Copy out all the data, word for word.
===== Data listing
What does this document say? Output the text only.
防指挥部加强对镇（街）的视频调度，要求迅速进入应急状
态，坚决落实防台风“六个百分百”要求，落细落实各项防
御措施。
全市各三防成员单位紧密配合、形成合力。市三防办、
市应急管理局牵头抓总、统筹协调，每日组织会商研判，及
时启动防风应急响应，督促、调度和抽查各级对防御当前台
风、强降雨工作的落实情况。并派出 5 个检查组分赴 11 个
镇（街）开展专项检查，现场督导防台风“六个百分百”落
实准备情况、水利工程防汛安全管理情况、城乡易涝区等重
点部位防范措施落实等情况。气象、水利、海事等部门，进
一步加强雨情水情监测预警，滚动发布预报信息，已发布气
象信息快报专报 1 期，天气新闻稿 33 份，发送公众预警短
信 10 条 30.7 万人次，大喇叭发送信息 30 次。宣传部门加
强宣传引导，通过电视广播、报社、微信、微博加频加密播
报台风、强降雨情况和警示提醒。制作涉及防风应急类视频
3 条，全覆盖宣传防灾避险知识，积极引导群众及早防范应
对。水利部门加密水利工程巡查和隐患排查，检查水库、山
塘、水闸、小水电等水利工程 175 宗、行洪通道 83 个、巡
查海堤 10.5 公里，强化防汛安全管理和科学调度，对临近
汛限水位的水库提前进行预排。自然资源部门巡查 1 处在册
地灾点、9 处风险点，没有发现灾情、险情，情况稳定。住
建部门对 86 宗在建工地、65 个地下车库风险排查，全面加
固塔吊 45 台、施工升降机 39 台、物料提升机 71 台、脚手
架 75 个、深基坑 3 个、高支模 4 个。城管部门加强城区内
==========
**Response:**
What does this document say? Output the text only.
防指挥部加强对镇（街）的视频调度，要求迅速进入应急状
态，坚决落实防台风“六个百分百”要求，落细落实各项防
御措施。
全市各三防成员单位紧密配合、形成合力。市三防办、
市应急管理局牵头抓总、统筹协调，每日组织会商研判，及
时启动防风应急响应，督促、调度和抽查各级对防御当前台
风、强降雨工作的落实情况。并派出 5 个检查组分赴 11 个
镇（街）开展专项检查，现场督导防台风“六个百分百”落
实准备情况、水利工程防汛安全管理情况、城乡易涝区等重
点部位防范措施落实等情况。气象、水利、海事等部门，进
一步加强雨情水情监测预警，滚动发布预报信息，已发布气
象信息快报专报 1 期，天气新闻稿 33 份，发送公众预警短
信 10 条 30.7 万人次，大喇叭发送信息 30 次。宣传部门加
强宣传引导，通过电视广播、报社、微信、微博加频加密播
报台风、强降雨情况和警示提醒。制作涉及防风应急类视频
3 条，全覆盖宣传防灾避险知识，积极引导群众及早防范应
对。水利部门加密水利工程巡查和隐患排查，检查水库、山
塘、水闸、小水电等水利工程 175 宗、行洪通道 83 个、巡
查海堤 10.5 公里，强化防汛安全管理和科学调度，对临近
汛限水位的水库提前进行预排。自然资源部门巡查 1 处在册
地灾点、9 处风险点，没有发现灾情、险情，情况稳定。住
建部门对 86 宗在建工地、65 个地下车库风险排查，全面加
固塔吊 45 台、施工升降机 39 台、物料提升机 71 台、脚手
架 75 个、深基坑 3 个、高支模 4 个。城管部门加强城区内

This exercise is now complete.